┌──
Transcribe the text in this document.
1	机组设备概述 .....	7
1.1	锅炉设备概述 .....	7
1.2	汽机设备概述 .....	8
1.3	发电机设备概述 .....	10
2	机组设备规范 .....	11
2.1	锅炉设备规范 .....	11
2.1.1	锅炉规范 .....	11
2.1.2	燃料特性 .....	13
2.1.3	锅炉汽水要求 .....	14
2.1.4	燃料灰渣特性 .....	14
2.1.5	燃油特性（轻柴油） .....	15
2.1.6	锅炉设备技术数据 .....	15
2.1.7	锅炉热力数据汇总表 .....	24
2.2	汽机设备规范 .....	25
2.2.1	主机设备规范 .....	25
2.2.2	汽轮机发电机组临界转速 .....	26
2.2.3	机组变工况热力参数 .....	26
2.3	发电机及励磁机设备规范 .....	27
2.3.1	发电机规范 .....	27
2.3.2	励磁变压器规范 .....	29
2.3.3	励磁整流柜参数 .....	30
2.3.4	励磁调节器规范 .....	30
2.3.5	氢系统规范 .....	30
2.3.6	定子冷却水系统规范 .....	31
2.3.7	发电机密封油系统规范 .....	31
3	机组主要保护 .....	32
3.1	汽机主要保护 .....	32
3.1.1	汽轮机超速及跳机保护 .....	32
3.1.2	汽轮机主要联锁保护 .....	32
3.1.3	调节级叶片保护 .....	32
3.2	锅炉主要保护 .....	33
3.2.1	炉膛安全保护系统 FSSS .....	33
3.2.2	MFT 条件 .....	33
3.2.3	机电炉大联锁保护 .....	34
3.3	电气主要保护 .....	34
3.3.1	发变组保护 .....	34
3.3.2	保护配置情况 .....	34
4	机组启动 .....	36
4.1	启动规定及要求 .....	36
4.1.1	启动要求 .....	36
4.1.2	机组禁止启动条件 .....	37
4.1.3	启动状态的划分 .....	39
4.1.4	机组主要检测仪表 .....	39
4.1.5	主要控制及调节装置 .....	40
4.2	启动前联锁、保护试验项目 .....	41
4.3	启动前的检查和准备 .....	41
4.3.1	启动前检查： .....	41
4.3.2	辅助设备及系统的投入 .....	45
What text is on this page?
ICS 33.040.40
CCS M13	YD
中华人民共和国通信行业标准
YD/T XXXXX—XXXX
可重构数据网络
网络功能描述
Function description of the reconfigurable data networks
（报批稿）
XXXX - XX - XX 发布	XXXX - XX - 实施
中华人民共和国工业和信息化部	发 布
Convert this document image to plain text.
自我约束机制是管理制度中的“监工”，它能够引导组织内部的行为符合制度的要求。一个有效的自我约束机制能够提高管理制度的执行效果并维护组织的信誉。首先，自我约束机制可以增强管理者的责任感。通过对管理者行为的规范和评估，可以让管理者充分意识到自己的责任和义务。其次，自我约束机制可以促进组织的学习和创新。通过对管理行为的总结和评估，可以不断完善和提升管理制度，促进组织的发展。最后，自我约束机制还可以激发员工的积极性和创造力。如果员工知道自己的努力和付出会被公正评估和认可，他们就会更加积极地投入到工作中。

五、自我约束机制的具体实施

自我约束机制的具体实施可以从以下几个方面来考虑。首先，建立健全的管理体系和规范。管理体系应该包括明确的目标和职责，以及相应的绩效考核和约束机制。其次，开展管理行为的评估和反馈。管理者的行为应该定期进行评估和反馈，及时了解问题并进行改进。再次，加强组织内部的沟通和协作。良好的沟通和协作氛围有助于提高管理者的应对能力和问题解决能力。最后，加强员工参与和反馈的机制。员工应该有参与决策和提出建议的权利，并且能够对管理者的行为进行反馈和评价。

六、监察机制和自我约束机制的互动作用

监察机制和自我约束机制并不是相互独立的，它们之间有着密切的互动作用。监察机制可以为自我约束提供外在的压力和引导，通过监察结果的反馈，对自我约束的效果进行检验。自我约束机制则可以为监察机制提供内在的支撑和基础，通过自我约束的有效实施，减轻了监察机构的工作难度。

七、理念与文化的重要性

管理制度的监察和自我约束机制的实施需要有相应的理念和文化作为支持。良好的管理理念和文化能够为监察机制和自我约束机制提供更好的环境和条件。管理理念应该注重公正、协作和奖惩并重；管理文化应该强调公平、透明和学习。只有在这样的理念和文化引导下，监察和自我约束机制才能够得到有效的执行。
└──
### Task brief
State only how many lines in the material include "document".

### Answer to this problem
2